Inhibition of bleomycin‐induced pulmonary fibrosis by bone marrow‐derived mesenchymal stem cells might be mediated by decreasing MMP9, TIMP‐1, INF‐ γ and TGF‐ β

The study was aimed to investigate the mechanism and administration timing of bone marrow‐derived mesenchymal stem cells (BMSCs) in bleomycin (BLM)‐induced pulmonary fibrosis mice. Thirty‐six mice were divided into six groups: control group (saline), model group (intratracheal administration of BLM), day 1, day 3 and day 6 BMSCs treatment groups and hormone group (hydrocortisone after BLM treatment). BMSCs treatment groups received BMSCs at day 1, 3 or 6 following BLM treatment, respectively. Haematoxylin and eosin and Masson staining were conducted to measure lung injury and fibrosis, respectively. Matrix metalloproteinase (MMP9), tissue inhibitor of metalloproteinase‐1 (TIMP‐1), γ ‐interferon (INF‐ γ ) and transforming growth factor β 1 (TGF‐ β ) were detected in both lung tissue and serum. Histologically, the model group had pronounced lung injury, increased inflammatory cells and collagenous fibres and up‐regulated MMP9, TIMP‐1, INF‐ γ and TGF‐ β compared with control group. The histological appearance of lung inflammation and fibrosis and elevation of these parameters were inhibited in BMSCs treatment groups, among which, day 3 and day 6 treatment groups had less inflammatory cells and collagenous fibres than day 1 treatment group. BMSCs might suppress lung fibrosis and inflammation through down‐regulating MMP9, TIMP‐1, INF‐ γ and TGF‐ β . Delayed BMSCs treatment might exhibit a better therapeutic effect. Copyright © 2015 John Wiley & Sons, Ltd. Highlights are as follows: BMSCs repair lung injury induced by BLM. BMSCs attenuate pulmonary fibrosis induced by BLM. BMSCs transplantation down‐regulates MMP9 and TIMP‐1. BMSCs transplantation down‐regulates INF‐ γ and TGF‐ β . Delayed transplantation timing of BMSCs might exhibit a better effect against BLM.

- _Entries provided_:

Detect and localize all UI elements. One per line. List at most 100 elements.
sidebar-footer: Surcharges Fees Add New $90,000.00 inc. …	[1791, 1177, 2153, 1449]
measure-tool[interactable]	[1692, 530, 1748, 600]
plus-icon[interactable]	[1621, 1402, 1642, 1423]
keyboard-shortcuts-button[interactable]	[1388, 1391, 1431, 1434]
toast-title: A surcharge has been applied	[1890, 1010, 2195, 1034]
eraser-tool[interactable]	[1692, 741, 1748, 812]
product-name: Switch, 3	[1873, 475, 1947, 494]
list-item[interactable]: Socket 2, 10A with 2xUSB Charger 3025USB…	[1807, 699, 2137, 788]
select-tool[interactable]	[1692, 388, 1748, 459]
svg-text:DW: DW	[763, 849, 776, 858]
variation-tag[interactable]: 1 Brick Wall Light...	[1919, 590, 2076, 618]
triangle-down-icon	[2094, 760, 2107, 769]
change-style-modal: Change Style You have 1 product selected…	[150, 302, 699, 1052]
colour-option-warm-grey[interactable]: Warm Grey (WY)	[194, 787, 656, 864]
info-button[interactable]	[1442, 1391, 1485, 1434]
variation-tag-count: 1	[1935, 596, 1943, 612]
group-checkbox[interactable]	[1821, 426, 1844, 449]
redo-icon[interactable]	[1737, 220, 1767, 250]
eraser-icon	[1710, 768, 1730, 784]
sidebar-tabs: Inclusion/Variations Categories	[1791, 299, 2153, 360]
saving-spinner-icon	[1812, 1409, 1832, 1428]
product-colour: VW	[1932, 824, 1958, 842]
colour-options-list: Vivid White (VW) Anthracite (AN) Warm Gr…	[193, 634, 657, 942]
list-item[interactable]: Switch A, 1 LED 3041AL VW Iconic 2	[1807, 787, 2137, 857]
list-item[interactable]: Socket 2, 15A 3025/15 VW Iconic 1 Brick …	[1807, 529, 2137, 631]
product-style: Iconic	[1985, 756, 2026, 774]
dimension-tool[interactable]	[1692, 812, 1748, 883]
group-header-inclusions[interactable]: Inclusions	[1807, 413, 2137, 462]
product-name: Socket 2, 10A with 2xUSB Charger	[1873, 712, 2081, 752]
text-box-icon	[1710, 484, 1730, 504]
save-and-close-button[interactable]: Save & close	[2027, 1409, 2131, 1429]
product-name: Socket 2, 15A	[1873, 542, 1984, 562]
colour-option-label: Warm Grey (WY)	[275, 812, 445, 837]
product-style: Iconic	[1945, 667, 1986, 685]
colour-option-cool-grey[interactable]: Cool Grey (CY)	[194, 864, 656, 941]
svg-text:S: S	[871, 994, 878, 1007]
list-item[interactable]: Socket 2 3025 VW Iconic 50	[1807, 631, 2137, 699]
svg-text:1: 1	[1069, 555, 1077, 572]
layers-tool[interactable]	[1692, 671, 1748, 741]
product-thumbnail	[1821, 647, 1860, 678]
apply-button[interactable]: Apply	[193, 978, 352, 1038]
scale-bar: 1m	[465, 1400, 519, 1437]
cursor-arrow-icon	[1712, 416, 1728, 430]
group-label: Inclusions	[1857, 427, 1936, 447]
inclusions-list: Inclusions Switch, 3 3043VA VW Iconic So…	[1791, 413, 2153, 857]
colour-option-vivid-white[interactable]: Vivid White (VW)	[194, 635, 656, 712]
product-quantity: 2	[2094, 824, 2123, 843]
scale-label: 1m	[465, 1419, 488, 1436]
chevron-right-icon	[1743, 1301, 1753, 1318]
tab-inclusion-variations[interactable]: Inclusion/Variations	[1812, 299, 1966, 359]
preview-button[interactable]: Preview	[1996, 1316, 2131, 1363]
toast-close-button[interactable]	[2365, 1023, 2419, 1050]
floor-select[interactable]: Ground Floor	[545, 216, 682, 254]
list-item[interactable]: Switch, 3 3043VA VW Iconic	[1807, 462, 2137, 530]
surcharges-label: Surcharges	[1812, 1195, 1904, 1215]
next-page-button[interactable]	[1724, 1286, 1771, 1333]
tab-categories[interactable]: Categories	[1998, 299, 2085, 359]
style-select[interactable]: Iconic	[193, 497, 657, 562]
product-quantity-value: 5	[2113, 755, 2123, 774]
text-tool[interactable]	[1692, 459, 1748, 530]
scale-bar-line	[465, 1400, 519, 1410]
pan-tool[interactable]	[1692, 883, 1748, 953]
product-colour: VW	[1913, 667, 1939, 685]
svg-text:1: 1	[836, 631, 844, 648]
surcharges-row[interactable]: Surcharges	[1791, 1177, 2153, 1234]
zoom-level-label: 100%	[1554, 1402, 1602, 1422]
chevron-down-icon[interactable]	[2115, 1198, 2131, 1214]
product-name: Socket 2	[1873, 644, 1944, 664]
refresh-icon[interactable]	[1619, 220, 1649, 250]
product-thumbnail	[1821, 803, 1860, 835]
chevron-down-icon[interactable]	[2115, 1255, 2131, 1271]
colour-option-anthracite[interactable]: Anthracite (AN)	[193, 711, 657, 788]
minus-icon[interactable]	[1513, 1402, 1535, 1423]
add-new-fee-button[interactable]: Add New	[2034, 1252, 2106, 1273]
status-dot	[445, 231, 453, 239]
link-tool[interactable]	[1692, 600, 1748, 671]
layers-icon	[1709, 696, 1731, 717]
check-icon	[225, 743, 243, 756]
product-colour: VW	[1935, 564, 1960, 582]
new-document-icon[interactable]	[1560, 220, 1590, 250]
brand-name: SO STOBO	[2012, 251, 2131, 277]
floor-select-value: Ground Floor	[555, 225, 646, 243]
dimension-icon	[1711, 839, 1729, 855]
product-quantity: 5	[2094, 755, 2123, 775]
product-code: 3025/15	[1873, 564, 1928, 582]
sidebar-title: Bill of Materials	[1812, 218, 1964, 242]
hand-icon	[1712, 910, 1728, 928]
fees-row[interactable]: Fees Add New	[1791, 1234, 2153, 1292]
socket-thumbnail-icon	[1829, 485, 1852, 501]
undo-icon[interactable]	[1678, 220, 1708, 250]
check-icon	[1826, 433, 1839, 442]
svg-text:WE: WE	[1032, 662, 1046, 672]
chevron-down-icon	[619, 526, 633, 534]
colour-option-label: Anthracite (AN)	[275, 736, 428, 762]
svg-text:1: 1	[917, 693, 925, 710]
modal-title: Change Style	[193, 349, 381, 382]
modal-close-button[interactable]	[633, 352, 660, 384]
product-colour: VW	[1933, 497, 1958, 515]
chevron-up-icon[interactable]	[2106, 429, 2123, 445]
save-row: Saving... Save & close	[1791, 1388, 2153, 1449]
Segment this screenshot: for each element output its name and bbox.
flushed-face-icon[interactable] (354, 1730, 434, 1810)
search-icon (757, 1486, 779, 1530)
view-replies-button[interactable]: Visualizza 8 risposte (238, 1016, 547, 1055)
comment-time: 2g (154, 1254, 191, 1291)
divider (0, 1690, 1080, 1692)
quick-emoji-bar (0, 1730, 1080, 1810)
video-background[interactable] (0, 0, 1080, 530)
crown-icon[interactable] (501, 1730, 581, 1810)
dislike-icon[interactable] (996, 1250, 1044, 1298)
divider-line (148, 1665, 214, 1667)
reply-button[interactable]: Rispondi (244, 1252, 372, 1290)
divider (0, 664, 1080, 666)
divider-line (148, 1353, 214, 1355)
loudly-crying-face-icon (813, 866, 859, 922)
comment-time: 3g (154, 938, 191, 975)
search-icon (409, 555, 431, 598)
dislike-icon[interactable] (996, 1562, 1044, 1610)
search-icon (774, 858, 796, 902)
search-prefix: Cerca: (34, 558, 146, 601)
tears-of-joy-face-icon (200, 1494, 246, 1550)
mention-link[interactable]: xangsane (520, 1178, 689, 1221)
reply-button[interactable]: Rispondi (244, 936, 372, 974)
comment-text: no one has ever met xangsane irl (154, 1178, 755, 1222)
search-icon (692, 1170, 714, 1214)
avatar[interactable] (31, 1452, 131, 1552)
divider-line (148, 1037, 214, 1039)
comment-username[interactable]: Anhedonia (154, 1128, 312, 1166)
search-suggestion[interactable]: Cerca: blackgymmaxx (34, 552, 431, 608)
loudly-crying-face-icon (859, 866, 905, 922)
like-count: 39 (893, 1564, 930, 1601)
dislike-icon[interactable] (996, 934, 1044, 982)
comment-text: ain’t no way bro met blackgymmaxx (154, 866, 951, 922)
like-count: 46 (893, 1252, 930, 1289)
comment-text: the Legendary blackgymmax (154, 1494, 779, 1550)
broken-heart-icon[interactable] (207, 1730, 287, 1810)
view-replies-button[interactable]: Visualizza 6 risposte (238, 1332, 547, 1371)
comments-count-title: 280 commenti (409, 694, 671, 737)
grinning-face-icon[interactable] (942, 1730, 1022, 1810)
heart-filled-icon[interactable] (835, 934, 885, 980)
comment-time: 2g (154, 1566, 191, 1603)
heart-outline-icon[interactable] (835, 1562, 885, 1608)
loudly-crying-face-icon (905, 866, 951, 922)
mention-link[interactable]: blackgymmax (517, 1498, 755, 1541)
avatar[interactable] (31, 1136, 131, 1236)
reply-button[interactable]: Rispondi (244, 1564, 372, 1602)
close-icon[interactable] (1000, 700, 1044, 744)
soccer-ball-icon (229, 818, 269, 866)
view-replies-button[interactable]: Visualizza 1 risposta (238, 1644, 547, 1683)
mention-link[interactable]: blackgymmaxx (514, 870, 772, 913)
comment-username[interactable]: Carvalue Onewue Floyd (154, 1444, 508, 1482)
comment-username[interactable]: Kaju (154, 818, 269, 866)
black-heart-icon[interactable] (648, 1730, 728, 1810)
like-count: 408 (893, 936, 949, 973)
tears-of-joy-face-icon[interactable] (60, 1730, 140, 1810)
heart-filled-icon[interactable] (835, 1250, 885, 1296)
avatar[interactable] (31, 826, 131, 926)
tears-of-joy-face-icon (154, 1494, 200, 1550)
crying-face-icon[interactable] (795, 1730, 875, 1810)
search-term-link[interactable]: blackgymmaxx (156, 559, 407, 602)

- _Task prompt_: In the abstract on stem cells and pulmonary fibrosis, which BMSC treatment groups had fewer inflammatory cells and collagenous fibers than the day 1 treatment group?

- _Output below_: The day 3 and day 6 treatment groups.